Return the records word for word. Any pictures in them are not part of the copy.
***
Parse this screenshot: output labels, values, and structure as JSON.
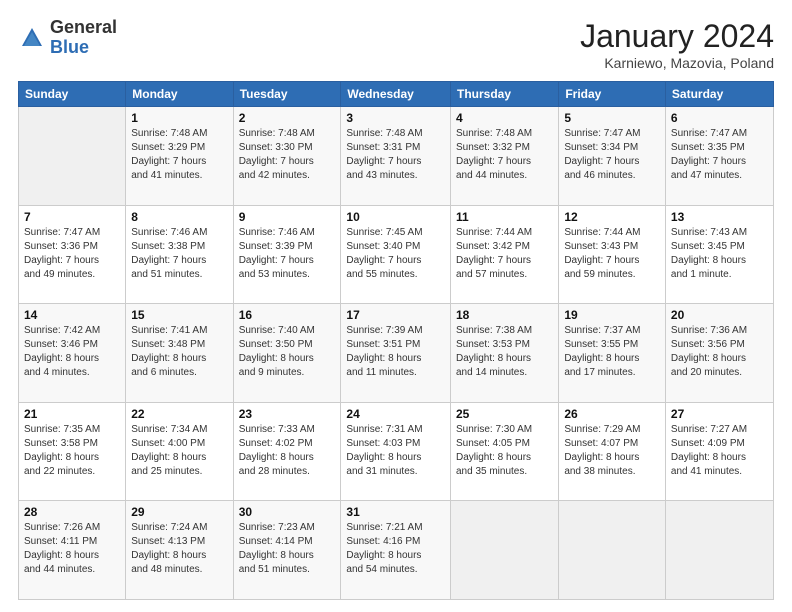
{
  "header": {
    "logo_general": "General",
    "logo_blue": "Blue",
    "month_title": "January 2024",
    "location": "Karniewo, Mazovia, Poland"
  },
  "days_of_week": [
    "Sunday",
    "Monday",
    "Tuesday",
    "Wednesday",
    "Thursday",
    "Friday",
    "Saturday"
  ],
  "weeks": [
    [
      {
        "num": "",
        "info": ""
      },
      {
        "num": "1",
        "info": "Sunrise: 7:48 AM\nSunset: 3:29 PM\nDaylight: 7 hours\nand 41 minutes."
      },
      {
        "num": "2",
        "info": "Sunrise: 7:48 AM\nSunset: 3:30 PM\nDaylight: 7 hours\nand 42 minutes."
      },
      {
        "num": "3",
        "info": "Sunrise: 7:48 AM\nSunset: 3:31 PM\nDaylight: 7 hours\nand 43 minutes."
      },
      {
        "num": "4",
        "info": "Sunrise: 7:48 AM\nSunset: 3:32 PM\nDaylight: 7 hours\nand 44 minutes."
      },
      {
        "num": "5",
        "info": "Sunrise: 7:47 AM\nSunset: 3:34 PM\nDaylight: 7 hours\nand 46 minutes."
      },
      {
        "num": "6",
        "info": "Sunrise: 7:47 AM\nSunset: 3:35 PM\nDaylight: 7 hours\nand 47 minutes."
      }
    ],
    [
      {
        "num": "7",
        "info": "Sunrise: 7:47 AM\nSunset: 3:36 PM\nDaylight: 7 hours\nand 49 minutes."
      },
      {
        "num": "8",
        "info": "Sunrise: 7:46 AM\nSunset: 3:38 PM\nDaylight: 7 hours\nand 51 minutes."
      },
      {
        "num": "9",
        "info": "Sunrise: 7:46 AM\nSunset: 3:39 PM\nDaylight: 7 hours\nand 53 minutes."
      },
      {
        "num": "10",
        "info": "Sunrise: 7:45 AM\nSunset: 3:40 PM\nDaylight: 7 hours\nand 55 minutes."
      },
      {
        "num": "11",
        "info": "Sunrise: 7:44 AM\nSunset: 3:42 PM\nDaylight: 7 hours\nand 57 minutes."
      },
      {
        "num": "12",
        "info": "Sunrise: 7:44 AM\nSunset: 3:43 PM\nDaylight: 7 hours\nand 59 minutes."
      },
      {
        "num": "13",
        "info": "Sunrise: 7:43 AM\nSunset: 3:45 PM\nDaylight: 8 hours\nand 1 minute."
      }
    ],
    [
      {
        "num": "14",
        "info": "Sunrise: 7:42 AM\nSunset: 3:46 PM\nDaylight: 8 hours\nand 4 minutes."
      },
      {
        "num": "15",
        "info": "Sunrise: 7:41 AM\nSunset: 3:48 PM\nDaylight: 8 hours\nand 6 minutes."
      },
      {
        "num": "16",
        "info": "Sunrise: 7:40 AM\nSunset: 3:50 PM\nDaylight: 8 hours\nand 9 minutes."
      },
      {
        "num": "17",
        "info": "Sunrise: 7:39 AM\nSunset: 3:51 PM\nDaylight: 8 hours\nand 11 minutes."
      },
      {
        "num": "18",
        "info": "Sunrise: 7:38 AM\nSunset: 3:53 PM\nDaylight: 8 hours\nand 14 minutes."
      },
      {
        "num": "19",
        "info": "Sunrise: 7:37 AM\nSunset: 3:55 PM\nDaylight: 8 hours\nand 17 minutes."
      },
      {
        "num": "20",
        "info": "Sunrise: 7:36 AM\nSunset: 3:56 PM\nDaylight: 8 hours\nand 20 minutes."
      }
    ],
    [
      {
        "num": "21",
        "info": "Sunrise: 7:35 AM\nSunset: 3:58 PM\nDaylight: 8 hours\nand 22 minutes."
      },
      {
        "num": "22",
        "info": "Sunrise: 7:34 AM\nSunset: 4:00 PM\nDaylight: 8 hours\nand 25 minutes."
      },
      {
        "num": "23",
        "info": "Sunrise: 7:33 AM\nSunset: 4:02 PM\nDaylight: 8 hours\nand 28 minutes."
      },
      {
        "num": "24",
        "info": "Sunrise: 7:31 AM\nSunset: 4:03 PM\nDaylight: 8 hours\nand 31 minutes."
      },
      {
        "num": "25",
        "info": "Sunrise: 7:30 AM\nSunset: 4:05 PM\nDaylight: 8 hours\nand 35 minutes."
      },
      {
        "num": "26",
        "info": "Sunrise: 7:29 AM\nSunset: 4:07 PM\nDaylight: 8 hours\nand 38 minutes."
      },
      {
        "num": "27",
        "info": "Sunrise: 7:27 AM\nSunset: 4:09 PM\nDaylight: 8 hours\nand 41 minutes."
      }
    ],
    [
      {
        "num": "28",
        "info": "Sunrise: 7:26 AM\nSunset: 4:11 PM\nDaylight: 8 hours\nand 44 minutes."
      },
      {
        "num": "29",
        "info": "Sunrise: 7:24 AM\nSunset: 4:13 PM\nDaylight: 8 hours\nand 48 minutes."
      },
      {
        "num": "30",
        "info": "Sunrise: 7:23 AM\nSunset: 4:14 PM\nDaylight: 8 hours\nand 51 minutes."
      },
      {
        "num": "31",
        "info": "Sunrise: 7:21 AM\nSunset: 4:16 PM\nDaylight: 8 hours\nand 54 minutes."
      },
      {
        "num": "",
        "info": ""
      },
      {
        "num": "",
        "info": ""
      },
      {
        "num": "",
        "info": ""
      }
    ]
  ]
}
***
### THE RESPONSE
Parse this screenshot: output labels, values, and structure as JSON.
{
  "header": {
    "logo_general": "General",
    "logo_blue": "Blue",
    "month_title": "January 2024",
    "location": "Karniewo, Mazovia, Poland"
  },
  "days_of_week": [
    "Sunday",
    "Monday",
    "Tuesday",
    "Wednesday",
    "Thursday",
    "Friday",
    "Saturday"
  ],
  "weeks": [
    [
      {
        "num": "",
        "info": ""
      },
      {
        "num": "1",
        "info": "Sunrise: 7:48 AM\nSunset: 3:29 PM\nDaylight: 7 hours\nand 41 minutes."
      },
      {
        "num": "2",
        "info": "Sunrise: 7:48 AM\nSunset: 3:30 PM\nDaylight: 7 hours\nand 42 minutes."
      },
      {
        "num": "3",
        "info": "Sunrise: 7:48 AM\nSunset: 3:31 PM\nDaylight: 7 hours\nand 43 minutes."
      },
      {
        "num": "4",
        "info": "Sunrise: 7:48 AM\nSunset: 3:32 PM\nDaylight: 7 hours\nand 44 minutes."
      },
      {
        "num": "5",
        "info": "Sunrise: 7:47 AM\nSunset: 3:34 PM\nDaylight: 7 hours\nand 46 minutes."
      },
      {
        "num": "6",
        "info": "Sunrise: 7:47 AM\nSunset: 3:35 PM\nDaylight: 7 hours\nand 47 minutes."
      }
    ],
    [
      {
        "num": "7",
        "info": "Sunrise: 7:47 AM\nSunset: 3:36 PM\nDaylight: 7 hours\nand 49 minutes."
      },
      {
        "num": "8",
        "info": "Sunrise: 7:46 AM\nSunset: 3:38 PM\nDaylight: 7 hours\nand 51 minutes."
      },
      {
        "num": "9",
        "info": "Sunrise: 7:46 AM\nSunset: 3:39 PM\nDaylight: 7 hours\nand 53 minutes."
      },
      {
        "num": "10",
        "info": "Sunrise: 7:45 AM\nSunset: 3:40 PM\nDaylight: 7 hours\nand 55 minutes."
      },
      {
        "num": "11",
        "info": "Sunrise: 7:44 AM\nSunset: 3:42 PM\nDaylight: 7 hours\nand 57 minutes."
      },
      {
        "num": "12",
        "info": "Sunrise: 7:44 AM\nSunset: 3:43 PM\nDaylight: 7 hours\nand 59 minutes."
      },
      {
        "num": "13",
        "info": "Sunrise: 7:43 AM\nSunset: 3:45 PM\nDaylight: 8 hours\nand 1 minute."
      }
    ],
    [
      {
        "num": "14",
        "info": "Sunrise: 7:42 AM\nSunset: 3:46 PM\nDaylight: 8 hours\nand 4 minutes."
      },
      {
        "num": "15",
        "info": "Sunrise: 7:41 AM\nSunset: 3:48 PM\nDaylight: 8 hours\nand 6 minutes."
      },
      {
        "num": "16",
        "info": "Sunrise: 7:40 AM\nSunset: 3:50 PM\nDaylight: 8 hours\nand 9 minutes."
      },
      {
        "num": "17",
        "info": "Sunrise: 7:39 AM\nSunset: 3:51 PM\nDaylight: 8 hours\nand 11 minutes."
      },
      {
        "num": "18",
        "info": "Sunrise: 7:38 AM\nSunset: 3:53 PM\nDaylight: 8 hours\nand 14 minutes."
      },
      {
        "num": "19",
        "info": "Sunrise: 7:37 AM\nSunset: 3:55 PM\nDaylight: 8 hours\nand 17 minutes."
      },
      {
        "num": "20",
        "info": "Sunrise: 7:36 AM\nSunset: 3:56 PM\nDaylight: 8 hours\nand 20 minutes."
      }
    ],
    [
      {
        "num": "21",
        "info": "Sunrise: 7:35 AM\nSunset: 3:58 PM\nDaylight: 8 hours\nand 22 minutes."
      },
      {
        "num": "22",
        "info": "Sunrise: 7:34 AM\nSunset: 4:00 PM\nDaylight: 8 hours\nand 25 minutes."
      },
      {
        "num": "23",
        "info": "Sunrise: 7:33 AM\nSunset: 4:02 PM\nDaylight: 8 hours\nand 28 minutes."
      },
      {
        "num": "24",
        "info": "Sunrise: 7:31 AM\nSunset: 4:03 PM\nDaylight: 8 hours\nand 31 minutes."
      },
      {
        "num": "25",
        "info": "Sunrise: 7:30 AM\nSunset: 4:05 PM\nDaylight: 8 hours\nand 35 minutes."
      },
      {
        "num": "26",
        "info": "Sunrise: 7:29 AM\nSunset: 4:07 PM\nDaylight: 8 hours\nand 38 minutes."
      },
      {
        "num": "27",
        "info": "Sunrise: 7:27 AM\nSunset: 4:09 PM\nDaylight: 8 hours\nand 41 minutes."
      }
    ],
    [
      {
        "num": "28",
        "info": "Sunrise: 7:26 AM\nSunset: 4:11 PM\nDaylight: 8 hours\nand 44 minutes."
      },
      {
        "num": "29",
        "info": "Sunrise: 7:24 AM\nSunset: 4:13 PM\nDaylight: 8 hours\nand 48 minutes."
      },
      {
        "num": "30",
        "info": "Sunrise: 7:23 AM\nSunset: 4:14 PM\nDaylight: 8 hours\nand 51 minutes."
      },
      {
        "num": "31",
        "info": "Sunrise: 7:21 AM\nSunset: 4:16 PM\nDaylight: 8 hours\nand 54 minutes."
      },
      {
        "num": "",
        "info": ""
      },
      {
        "num": "",
        "info": ""
      },
      {
        "num": "",
        "info": ""
      }
    ]
  ]
}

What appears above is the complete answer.